### Given instruction
Search the entries for the word "image" and pull out each line that has it.

-- begin Material shown --

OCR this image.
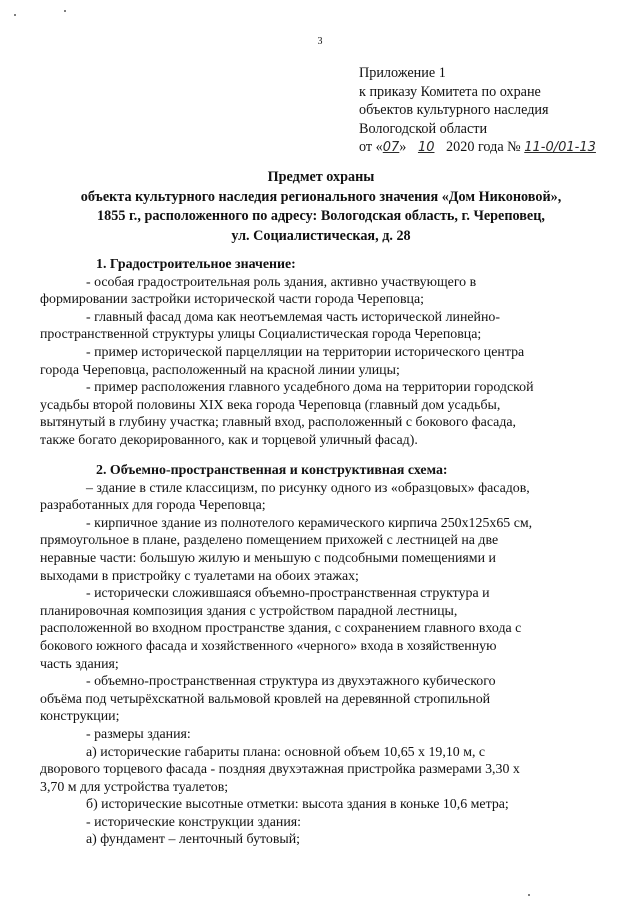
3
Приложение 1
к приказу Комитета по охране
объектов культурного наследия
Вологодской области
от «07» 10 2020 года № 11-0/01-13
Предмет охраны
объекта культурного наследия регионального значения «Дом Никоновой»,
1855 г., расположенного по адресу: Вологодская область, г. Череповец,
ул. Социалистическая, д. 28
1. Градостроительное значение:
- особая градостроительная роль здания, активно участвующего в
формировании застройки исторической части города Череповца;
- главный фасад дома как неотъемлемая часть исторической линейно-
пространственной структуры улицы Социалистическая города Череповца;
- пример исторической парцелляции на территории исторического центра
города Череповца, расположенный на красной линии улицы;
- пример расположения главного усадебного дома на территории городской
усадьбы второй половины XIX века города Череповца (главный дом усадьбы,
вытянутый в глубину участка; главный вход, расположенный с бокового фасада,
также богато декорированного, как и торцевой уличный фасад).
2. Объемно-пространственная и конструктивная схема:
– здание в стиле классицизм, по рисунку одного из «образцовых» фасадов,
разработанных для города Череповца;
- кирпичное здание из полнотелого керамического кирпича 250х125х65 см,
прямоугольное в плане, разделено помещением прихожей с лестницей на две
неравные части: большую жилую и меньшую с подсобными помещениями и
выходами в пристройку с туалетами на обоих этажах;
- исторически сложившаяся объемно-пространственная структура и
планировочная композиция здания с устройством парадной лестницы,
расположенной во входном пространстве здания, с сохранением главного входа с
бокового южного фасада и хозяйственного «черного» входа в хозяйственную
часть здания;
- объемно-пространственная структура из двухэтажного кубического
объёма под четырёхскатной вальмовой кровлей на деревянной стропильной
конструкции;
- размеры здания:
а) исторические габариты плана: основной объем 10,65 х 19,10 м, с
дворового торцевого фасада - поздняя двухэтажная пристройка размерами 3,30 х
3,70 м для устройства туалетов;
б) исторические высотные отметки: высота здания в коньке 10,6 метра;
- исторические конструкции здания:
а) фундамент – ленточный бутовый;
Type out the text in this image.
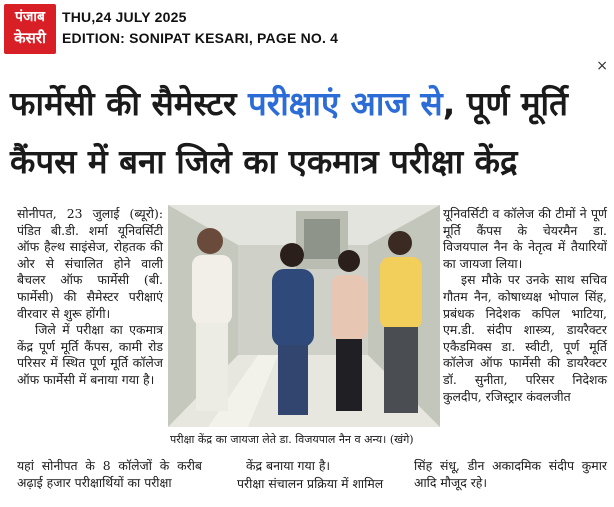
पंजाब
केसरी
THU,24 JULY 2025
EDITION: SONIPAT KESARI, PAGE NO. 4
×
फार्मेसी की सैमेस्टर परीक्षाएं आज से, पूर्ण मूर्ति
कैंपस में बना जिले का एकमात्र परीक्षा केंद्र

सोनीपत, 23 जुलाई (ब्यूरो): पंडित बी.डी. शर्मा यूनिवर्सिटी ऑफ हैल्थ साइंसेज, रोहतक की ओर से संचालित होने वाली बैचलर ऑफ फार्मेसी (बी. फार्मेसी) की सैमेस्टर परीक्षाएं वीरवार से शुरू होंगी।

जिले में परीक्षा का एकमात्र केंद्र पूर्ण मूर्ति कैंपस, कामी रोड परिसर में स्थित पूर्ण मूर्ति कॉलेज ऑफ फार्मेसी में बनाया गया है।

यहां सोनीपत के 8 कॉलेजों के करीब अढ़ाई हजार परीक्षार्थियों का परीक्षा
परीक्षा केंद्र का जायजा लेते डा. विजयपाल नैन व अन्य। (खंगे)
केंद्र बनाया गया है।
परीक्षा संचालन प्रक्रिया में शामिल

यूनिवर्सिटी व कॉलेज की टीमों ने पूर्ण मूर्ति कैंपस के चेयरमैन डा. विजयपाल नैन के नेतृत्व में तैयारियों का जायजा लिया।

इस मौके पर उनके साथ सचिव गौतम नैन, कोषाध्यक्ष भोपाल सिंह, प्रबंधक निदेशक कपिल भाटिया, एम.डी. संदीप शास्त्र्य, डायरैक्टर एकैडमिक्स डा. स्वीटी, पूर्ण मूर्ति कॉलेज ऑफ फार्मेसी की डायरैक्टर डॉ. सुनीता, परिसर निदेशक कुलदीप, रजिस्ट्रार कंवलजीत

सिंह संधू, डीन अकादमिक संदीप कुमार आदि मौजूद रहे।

-- end Material shown --
-- begin Material shown --

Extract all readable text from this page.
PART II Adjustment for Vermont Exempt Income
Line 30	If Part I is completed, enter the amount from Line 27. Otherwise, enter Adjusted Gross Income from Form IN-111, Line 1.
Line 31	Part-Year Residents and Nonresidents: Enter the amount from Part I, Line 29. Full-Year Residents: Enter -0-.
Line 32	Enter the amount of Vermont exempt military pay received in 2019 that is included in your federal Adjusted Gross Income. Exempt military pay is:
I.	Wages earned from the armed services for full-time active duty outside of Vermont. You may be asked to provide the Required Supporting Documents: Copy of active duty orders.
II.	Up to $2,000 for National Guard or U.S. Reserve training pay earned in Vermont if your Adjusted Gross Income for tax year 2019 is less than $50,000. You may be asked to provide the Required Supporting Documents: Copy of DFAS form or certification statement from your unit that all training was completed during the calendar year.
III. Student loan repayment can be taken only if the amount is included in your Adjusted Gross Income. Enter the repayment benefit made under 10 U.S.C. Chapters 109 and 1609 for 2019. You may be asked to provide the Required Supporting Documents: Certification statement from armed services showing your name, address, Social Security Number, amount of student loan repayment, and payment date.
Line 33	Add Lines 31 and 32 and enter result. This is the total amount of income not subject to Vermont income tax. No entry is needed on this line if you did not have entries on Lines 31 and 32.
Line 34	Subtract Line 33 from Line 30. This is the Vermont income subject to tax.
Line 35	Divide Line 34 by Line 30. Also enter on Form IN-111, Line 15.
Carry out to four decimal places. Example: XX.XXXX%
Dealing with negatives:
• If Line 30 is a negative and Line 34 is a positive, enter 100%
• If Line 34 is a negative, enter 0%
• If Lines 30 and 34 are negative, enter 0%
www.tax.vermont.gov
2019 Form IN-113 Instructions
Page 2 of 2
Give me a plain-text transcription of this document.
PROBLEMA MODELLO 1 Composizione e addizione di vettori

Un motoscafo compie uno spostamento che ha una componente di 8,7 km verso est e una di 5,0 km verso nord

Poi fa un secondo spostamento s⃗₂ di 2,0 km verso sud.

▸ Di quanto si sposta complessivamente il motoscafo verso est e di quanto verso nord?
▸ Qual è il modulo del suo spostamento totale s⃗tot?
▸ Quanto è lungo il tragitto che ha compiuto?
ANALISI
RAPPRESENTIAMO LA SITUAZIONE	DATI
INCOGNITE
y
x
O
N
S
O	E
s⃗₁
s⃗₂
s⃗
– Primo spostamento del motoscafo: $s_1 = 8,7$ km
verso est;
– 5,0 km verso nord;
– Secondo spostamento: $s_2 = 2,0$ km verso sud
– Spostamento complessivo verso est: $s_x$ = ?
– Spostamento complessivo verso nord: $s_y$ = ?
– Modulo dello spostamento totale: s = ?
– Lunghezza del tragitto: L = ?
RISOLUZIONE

-- end Material shown --
-- begin Material shown --

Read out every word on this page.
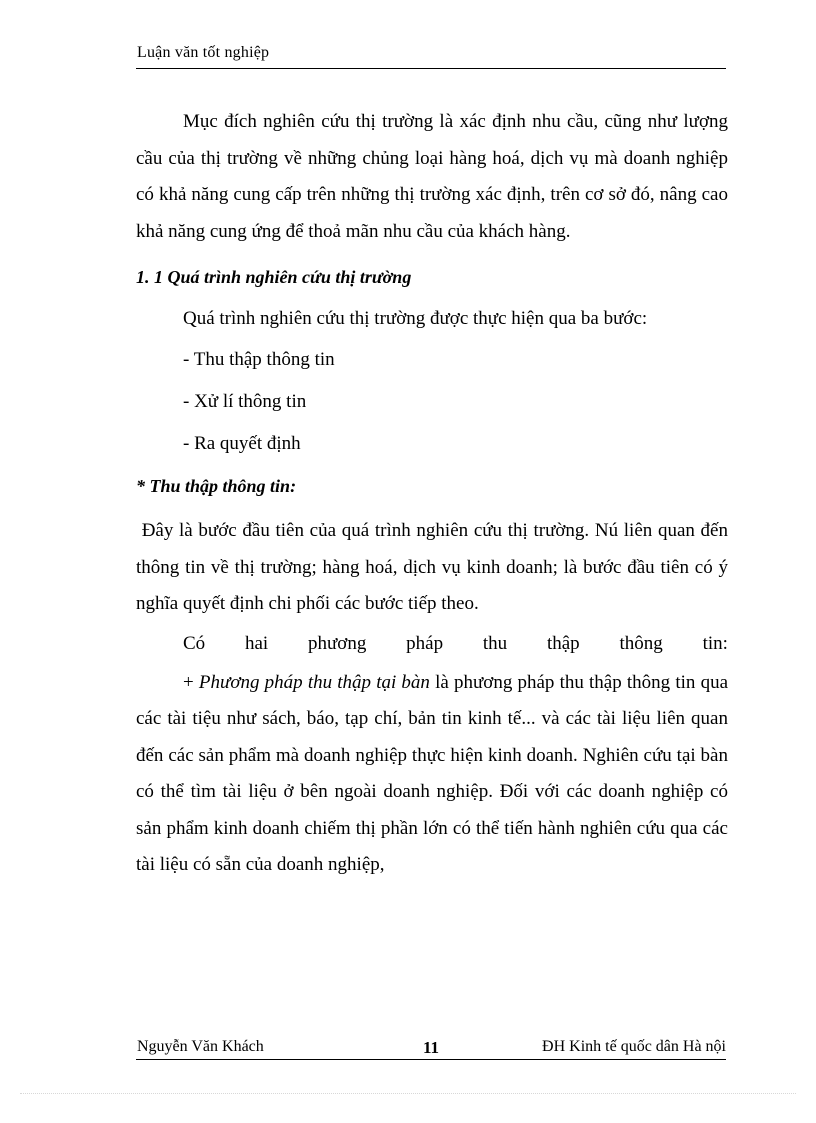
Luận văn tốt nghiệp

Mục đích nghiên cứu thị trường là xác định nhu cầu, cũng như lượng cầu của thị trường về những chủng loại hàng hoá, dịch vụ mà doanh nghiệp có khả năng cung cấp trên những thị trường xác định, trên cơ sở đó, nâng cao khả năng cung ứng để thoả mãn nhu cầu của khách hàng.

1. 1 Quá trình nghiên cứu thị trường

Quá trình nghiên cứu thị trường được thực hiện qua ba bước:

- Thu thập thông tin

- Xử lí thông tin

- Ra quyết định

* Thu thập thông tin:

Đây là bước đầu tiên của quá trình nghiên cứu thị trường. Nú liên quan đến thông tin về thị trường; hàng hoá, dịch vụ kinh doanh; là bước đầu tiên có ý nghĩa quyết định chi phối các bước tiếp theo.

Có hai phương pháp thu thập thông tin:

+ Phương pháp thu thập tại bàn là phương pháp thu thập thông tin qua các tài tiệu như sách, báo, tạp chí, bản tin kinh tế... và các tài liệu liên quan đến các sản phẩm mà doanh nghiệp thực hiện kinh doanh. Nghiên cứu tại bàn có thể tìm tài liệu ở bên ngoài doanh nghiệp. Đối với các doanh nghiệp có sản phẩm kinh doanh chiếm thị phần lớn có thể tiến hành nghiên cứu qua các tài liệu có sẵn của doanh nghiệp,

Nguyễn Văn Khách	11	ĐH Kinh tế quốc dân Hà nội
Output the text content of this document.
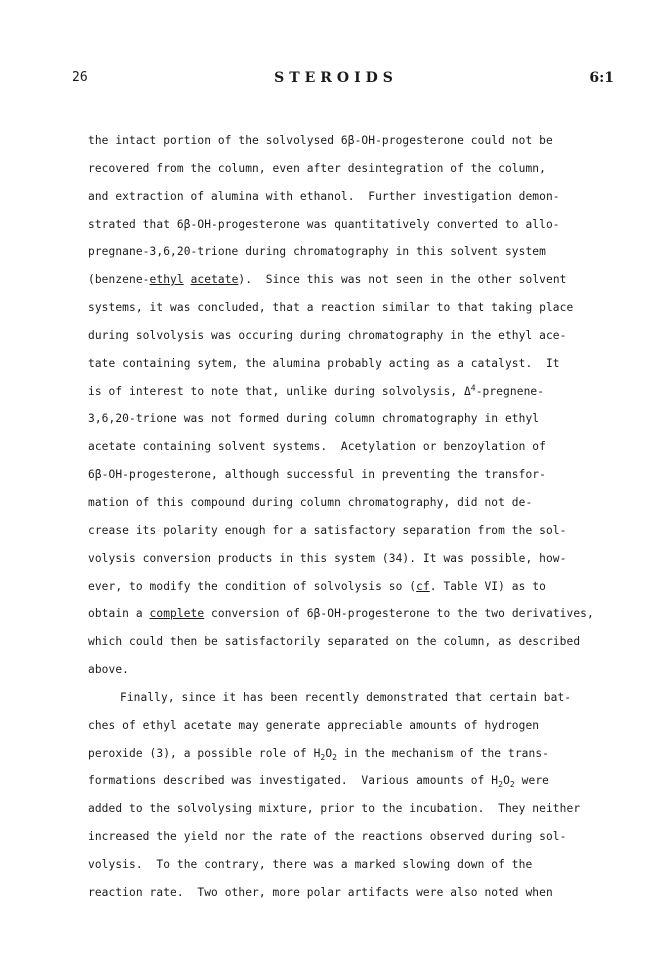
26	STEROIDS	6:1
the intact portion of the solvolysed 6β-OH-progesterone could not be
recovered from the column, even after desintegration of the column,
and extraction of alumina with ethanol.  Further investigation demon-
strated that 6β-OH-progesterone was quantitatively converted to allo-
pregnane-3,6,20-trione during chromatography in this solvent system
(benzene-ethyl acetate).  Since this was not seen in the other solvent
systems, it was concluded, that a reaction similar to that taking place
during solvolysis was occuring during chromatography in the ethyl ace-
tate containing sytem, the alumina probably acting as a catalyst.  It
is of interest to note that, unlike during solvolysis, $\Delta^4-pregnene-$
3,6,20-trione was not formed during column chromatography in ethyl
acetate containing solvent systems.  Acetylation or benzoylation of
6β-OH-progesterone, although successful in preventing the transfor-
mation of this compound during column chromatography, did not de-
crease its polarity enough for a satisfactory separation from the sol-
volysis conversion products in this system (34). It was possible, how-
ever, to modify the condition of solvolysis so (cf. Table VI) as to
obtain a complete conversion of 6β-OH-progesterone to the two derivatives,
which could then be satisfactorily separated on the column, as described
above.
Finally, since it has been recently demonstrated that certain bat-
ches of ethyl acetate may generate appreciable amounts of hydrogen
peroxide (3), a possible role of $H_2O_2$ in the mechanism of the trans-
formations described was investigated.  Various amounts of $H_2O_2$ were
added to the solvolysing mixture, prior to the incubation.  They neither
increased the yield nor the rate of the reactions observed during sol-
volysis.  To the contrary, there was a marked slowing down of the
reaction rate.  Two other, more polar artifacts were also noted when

-- end Material shown --

### Answer for this exercise
OCR this image.
Type out the text in this image.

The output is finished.